Exercise prompt:
Your task is to repeat the listing exactly.

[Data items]
======

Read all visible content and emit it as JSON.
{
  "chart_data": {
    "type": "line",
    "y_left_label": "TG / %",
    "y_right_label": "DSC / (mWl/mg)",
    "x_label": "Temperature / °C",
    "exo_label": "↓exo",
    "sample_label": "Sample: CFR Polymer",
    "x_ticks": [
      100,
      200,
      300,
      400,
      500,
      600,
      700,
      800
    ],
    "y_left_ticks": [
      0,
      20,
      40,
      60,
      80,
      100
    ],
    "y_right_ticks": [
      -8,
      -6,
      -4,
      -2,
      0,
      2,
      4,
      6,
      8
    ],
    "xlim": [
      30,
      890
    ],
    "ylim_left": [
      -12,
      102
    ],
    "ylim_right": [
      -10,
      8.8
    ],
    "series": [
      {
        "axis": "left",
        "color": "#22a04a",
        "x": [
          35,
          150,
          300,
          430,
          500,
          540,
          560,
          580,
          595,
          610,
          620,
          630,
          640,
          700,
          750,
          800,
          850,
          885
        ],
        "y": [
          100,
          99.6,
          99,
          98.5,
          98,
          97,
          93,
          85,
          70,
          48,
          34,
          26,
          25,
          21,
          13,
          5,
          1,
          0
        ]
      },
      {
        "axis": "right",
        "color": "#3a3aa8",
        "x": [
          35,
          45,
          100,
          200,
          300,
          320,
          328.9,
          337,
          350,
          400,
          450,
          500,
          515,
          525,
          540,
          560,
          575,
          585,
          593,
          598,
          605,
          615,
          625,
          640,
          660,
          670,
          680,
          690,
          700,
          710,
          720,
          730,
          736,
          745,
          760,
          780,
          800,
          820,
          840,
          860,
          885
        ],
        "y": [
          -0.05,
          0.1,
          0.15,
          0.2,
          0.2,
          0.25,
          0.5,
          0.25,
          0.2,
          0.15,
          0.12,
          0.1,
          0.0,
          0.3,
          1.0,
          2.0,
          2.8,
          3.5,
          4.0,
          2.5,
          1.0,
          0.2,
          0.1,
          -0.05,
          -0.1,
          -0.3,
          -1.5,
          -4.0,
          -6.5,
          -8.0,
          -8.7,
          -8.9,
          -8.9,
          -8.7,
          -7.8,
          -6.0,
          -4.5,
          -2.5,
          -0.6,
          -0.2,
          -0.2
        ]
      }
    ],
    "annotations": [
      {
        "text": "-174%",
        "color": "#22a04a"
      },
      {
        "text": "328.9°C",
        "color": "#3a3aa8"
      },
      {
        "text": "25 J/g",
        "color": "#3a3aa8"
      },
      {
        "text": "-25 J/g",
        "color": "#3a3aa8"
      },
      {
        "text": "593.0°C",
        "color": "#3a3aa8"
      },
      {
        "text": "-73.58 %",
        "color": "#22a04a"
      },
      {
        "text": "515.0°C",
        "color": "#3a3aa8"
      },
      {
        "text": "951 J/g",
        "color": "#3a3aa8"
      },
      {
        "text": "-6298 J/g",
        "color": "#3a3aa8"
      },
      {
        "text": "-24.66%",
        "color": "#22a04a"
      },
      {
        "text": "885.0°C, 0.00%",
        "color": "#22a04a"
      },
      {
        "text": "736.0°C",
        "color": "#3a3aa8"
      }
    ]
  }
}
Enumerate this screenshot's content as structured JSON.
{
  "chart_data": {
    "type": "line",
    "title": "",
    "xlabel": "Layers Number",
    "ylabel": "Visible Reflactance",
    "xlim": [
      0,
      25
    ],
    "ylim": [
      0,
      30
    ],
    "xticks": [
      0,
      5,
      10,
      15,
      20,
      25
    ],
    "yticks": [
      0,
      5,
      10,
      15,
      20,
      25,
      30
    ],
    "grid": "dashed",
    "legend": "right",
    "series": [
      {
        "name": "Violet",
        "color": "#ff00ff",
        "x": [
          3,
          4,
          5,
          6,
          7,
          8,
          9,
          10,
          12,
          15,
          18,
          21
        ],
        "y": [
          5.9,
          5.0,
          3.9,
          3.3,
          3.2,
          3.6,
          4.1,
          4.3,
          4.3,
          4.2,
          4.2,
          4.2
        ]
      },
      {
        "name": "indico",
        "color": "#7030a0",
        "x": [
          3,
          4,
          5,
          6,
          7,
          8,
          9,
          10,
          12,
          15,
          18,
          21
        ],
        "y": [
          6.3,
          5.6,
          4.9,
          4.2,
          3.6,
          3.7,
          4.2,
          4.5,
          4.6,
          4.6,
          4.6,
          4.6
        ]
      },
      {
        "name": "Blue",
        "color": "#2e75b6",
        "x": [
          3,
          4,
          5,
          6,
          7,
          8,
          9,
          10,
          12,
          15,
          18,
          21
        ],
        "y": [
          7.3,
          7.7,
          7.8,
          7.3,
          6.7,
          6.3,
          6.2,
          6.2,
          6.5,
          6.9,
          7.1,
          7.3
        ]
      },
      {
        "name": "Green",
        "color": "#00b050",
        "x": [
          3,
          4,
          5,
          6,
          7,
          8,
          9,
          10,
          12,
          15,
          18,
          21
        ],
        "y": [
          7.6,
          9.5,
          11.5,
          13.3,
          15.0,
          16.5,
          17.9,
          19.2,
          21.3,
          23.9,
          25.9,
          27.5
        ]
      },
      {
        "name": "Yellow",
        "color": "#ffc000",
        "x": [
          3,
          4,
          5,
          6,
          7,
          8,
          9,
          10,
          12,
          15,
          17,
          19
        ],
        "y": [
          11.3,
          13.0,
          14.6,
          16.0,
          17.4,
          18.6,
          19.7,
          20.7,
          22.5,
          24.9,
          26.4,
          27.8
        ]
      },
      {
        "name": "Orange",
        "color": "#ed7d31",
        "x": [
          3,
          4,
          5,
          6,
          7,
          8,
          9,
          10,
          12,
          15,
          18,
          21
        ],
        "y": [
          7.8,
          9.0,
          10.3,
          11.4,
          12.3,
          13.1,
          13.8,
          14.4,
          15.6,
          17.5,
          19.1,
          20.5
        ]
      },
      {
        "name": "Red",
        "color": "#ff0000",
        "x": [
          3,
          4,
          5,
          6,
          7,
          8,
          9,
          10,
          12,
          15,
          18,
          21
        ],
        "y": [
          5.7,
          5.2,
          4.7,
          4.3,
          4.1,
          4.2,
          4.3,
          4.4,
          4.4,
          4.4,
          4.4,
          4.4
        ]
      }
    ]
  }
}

======

Exercise response:
Read all visible content and emit it as JSON.
{
  "chart_data": {
    "type": "line",
    "y_left_label": "TG / %",
    "y_right_label": "DSC / (mWl/mg)",
    "x_label": "Temperature / °C",
    "exo_label": "↓exo",
    "sample_label": "Sample: CFR Polymer",
    "x_ticks": [
      100,
      200,
      300,
      400,
      500,
      600,
      700,
      800
    ],
    "y_left_ticks": [
      0,
      20,
      40,
      60,
      80,
      100
    ],
    "y_right_ticks": [
      -8,
      -6,
      -4,
      -2,
      0,
      2,
      4,
      6,
      8
    ],
    "xlim": [
      30,
      890
    ],
    "ylim_left": [
      -12,
      102
    ],
    "ylim_right": [
      -10,
      8.8
    ],
    "series": [
      {
        "axis": "left",
        "color": "#22a04a",
        "x": [
          35,
          150,
          300,
          430,
          500,
          540,
          560,
          580,
          595,
          610,
          620,
          630,
          640,
          700,
          750,
          800,
          850,
          885
        ],
        "y": [
          100,
          99.6,
          99,
          98.5,
          98,
          97,
          93,
          85,
          70,
          48,
          34,
          26,
          25,
          21,
          13,
          5,
          1,
          0
        ]
      },
      {
        "axis": "right",
        "color": "#3a3aa8",
        "x": [
          35,
          45,
          100,
          200,
          300,
          320,
          328.9,
          337,
          350,
          400,
          450,
          500,
          515,
          525,
          540,
          560,
          575,
          585,
          593,
          598,
          605,
          615,
          625,
          640,
          660,
          670,
          680,
          690,
          700,
          710,
          720,
          730,
          736,
          745,
          760,
          780,
          800,
          820,
          840,
          860,
          885
        ],
        "y": [
          -0.05,
          0.1,
          0.15,
          0.2,
          0.2,
          0.25,
          0.5,
          0.25,
          0.2,
          0.15,
          0.12,
          0.1,
          0.0,
          0.3,
          1.0,
          2.0,
          2.8,
          3.5,
          4.0,
          2.5,
          1.0,
          0.2,
          0.1,
          -0.05,
          -0.1,
          -0.3,
          -1.5,
          -4.0,
          -6.5,
          -8.0,
          -8.7,
          -8.9,
          -8.9,
          -8.7,
          -7.8,
          -6.0,
          -4.5,
          -2.5,
          -0.6,
          -0.2,
          -0.2
        ]
      }
    ],
    "annotations": [
      {
        "text": "-174%",
        "color": "#22a04a"
      },
      {
        "text": "328.9°C",
        "color": "#3a3aa8"
      },
      {
        "text": "25 J/g",
        "color": "#3a3aa8"
      },
      {
        "text": "-25 J/g",
        "color": "#3a3aa8"
      },
      {
        "text": "593.0°C",
        "color": "#3a3aa8"
      },
      {
        "text": "-73.58 %",
        "color": "#22a04a"
      },
      {
        "text": "515.0°C",
        "color": "#3a3aa8"
      },
      {
        "text": "951 J/g",
        "color": "#3a3aa8"
      },
      {
        "text": "-6298 J/g",
        "color": "#3a3aa8"
      },
      {
        "text": "-24.66%",
        "color": "#22a04a"
      },
      {
        "text": "885.0°C, 0.00%",
        "color": "#22a04a"
      },
      {
        "text": "736.0°C",
        "color": "#3a3aa8"
      }
    ]
  }
}
Enumerate this screenshot's content as structured JSON.
{
  "chart_data": {
    "type": "line",
    "title": "",
    "xlabel": "Layers Number",
    "ylabel": "Visible Reflactance",
    "xlim": [
      0,
      25
    ],
    "ylim": [
      0,
      30
    ],
    "xticks": [
      0,
      5,
      10,
      15,
      20,
      25
    ],
    "yticks": [
      0,
      5,
      10,
      15,
      20,
      25,
      30
    ],
    "grid": "dashed",
    "legend": "right",
    "series": [
      {
        "name": "Violet",
        "color": "#ff00ff",
        "x": [
          3,
          4,
          5,
          6,
          7,
          8,
          9,
          10,
          12,
          15,
          18,
          21
        ],
        "y": [
          5.9,
          5.0,
          3.9,
          3.3,
          3.2,
          3.6,
          4.1,
          4.3,
          4.3,
          4.2,
          4.2,
          4.2
        ]
      },
      {
        "name": "indico",
        "color": "#7030a0",
        "x": [
          3,
          4,
          5,
          6,
          7,
          8,
          9,
          10,
          12,
          15,
          18,
          21
        ],
        "y": [
          6.3,
          5.6,
          4.9,
          4.2,
          3.6,
          3.7,
          4.2,
          4.5,
          4.6,
          4.6,
          4.6,
          4.6
        ]
      },
      {
        "name": "Blue",
        "color": "#2e75b6",
        "x": [
          3,
          4,
          5,
          6,
          7,
          8,
          9,
          10,
          12,
          15,
          18,
          21
        ],
        "y": [
          7.3,
          7.7,
          7.8,
          7.3,
          6.7,
          6.3,
          6.2,
          6.2,
          6.5,
          6.9,
          7.1,
          7.3
        ]
      },
      {
        "name": "Green",
        "color": "#00b050",
        "x": [
          3,
          4,
          5,
          6,
          7,
          8,
          9,
          10,
          12,
          15,
          18,
          21
        ],
        "y": [
          7.6,
          9.5,
          11.5,
          13.3,
          15.0,
          16.5,
          17.9,
          19.2,
          21.3,
          23.9,
          25.9,
          27.5
        ]
      },
      {
        "name": "Yellow",
        "color": "#ffc000",
        "x": [
          3,
          4,
          5,
          6,
          7,
          8,
          9,
          10,
          12,
          15,
          17,
          19
        ],
        "y": [
          11.3,
          13.0,
          14.6,
          16.0,
          17.4,
          18.6,
          19.7,
          20.7,
          22.5,
          24.9,
          26.4,
          27.8
        ]
      },
      {
        "name": "Orange",
        "color": "#ed7d31",
        "x": [
          3,
          4,
          5,
          6,
          7,
          8,
          9,
          10,
          12,
          15,
          18,
          21
        ],
        "y": [
          7.8,
          9.0,
          10.3,
          11.4,
          12.3,
          13.1,
          13.8,
          14.4,
          15.6,
          17.5,
          19.1,
          20.5
        ]
      },
      {
        "name": "Red",
        "color": "#ff0000",
        "x": [
          3,
          4,
          5,
          6,
          7,
          8,
          9,
          10,
          12,
          15,
          18,
          21
        ],
        "y": [
          5.7,
          5.2,
          4.7,
          4.3,
          4.1,
          4.2,
          4.3,
          4.4,
          4.4,
          4.4,
          4.4,
          4.4
        ]
      }
    ]
  }
}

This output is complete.